Each line below must be set down exactly; omit any image you find.
START Data
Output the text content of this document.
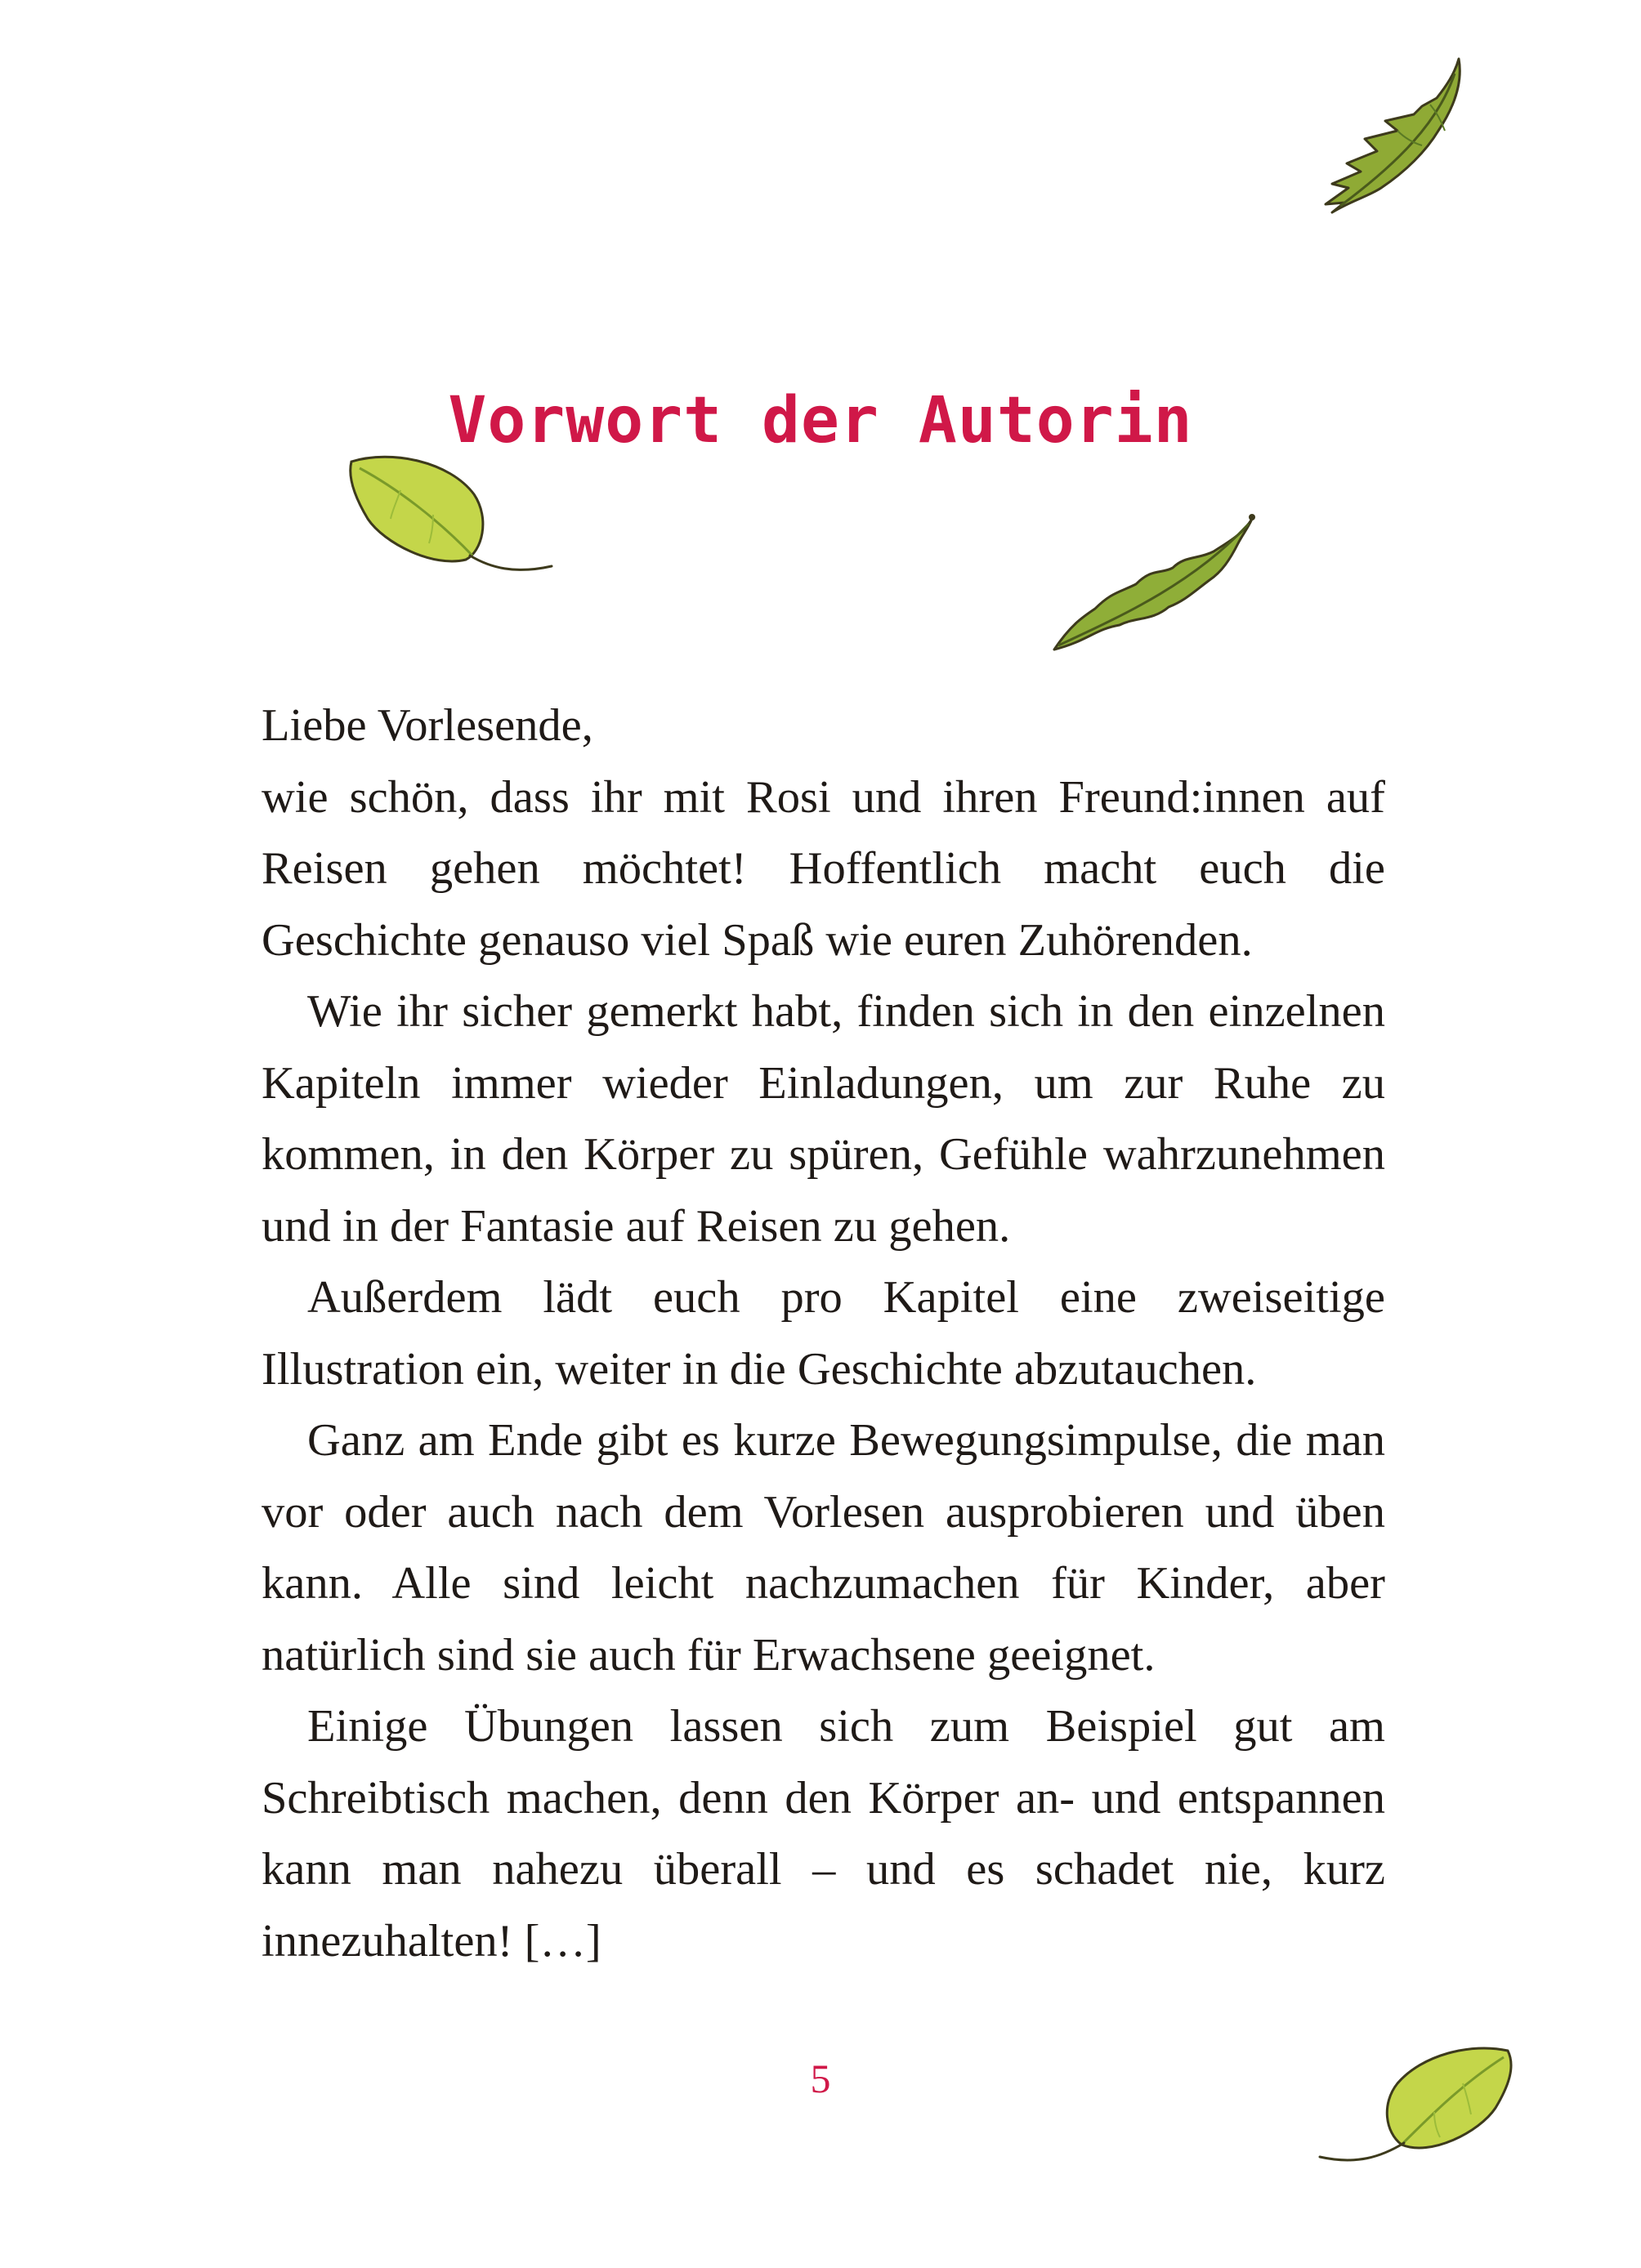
Vorwort der Autorin

Liebe Vorlesende,

wie schön, dass ihr mit Rosi und ihren Freund:innen auf Reisen gehen möchtet! Hoffentlich macht euch die Geschichte genauso viel Spaß wie euren Zuhörenden.

Wie ihr sicher gemerkt habt, finden sich in den einzelnen Kapiteln immer wieder Einladungen, um zur Ruhe zu kommen, in den Körper zu spüren, Gefühle wahrzunehmen und in der Fantasie auf Reisen zu gehen.

Außerdem lädt euch pro Kapitel eine zweiseitige Illustration ein, weiter in die Geschichte abzutauchen.

Ganz am Ende gibt es kurze Bewegungsimpulse, die man vor oder auch nach dem Vorlesen ausprobieren und üben kann. Alle sind leicht nachzumachen für Kinder, aber natürlich sind sie auch für Erwachsene geeignet.

Einige Übungen lassen sich zum Beispiel gut am Schreibtisch machen, denn den Körper an- und entspannen kann man nahezu überall – und es schadet nie, kurz innezuhalten! […]

5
END Data
● Task output
Output the text content of this document.
Vorwort der Autorin

Liebe Vorlesende,

wie schön, dass ihr mit Rosi und ihren Freund:innen auf Reisen gehen möchtet! Hoffentlich macht euch die Geschichte genauso viel Spaß wie euren Zuhörenden.

Wie ihr sicher gemerkt habt, finden sich in den einzelnen Kapiteln immer wieder Einladungen, um zur Ruhe zu kommen, in den Körper zu spüren, Gefühle wahrzunehmen und in der Fantasie auf Reisen zu gehen.

Außerdem lädt euch pro Kapitel eine zweiseitige Illustration ein, weiter in die Geschichte abzutauchen.

Ganz am Ende gibt es kurze Bewegungsimpulse, die man vor oder auch nach dem Vorlesen ausprobieren und üben kann. Alle sind leicht nachzumachen für Kinder, aber natürlich sind sie auch für Erwachsene geeignet.

Einige Übungen lassen sich zum Beispiel gut am Schreibtisch machen, denn den Körper an- und entspannen kann man nahezu überall – und es schadet nie, kurz innezuhalten! […]

5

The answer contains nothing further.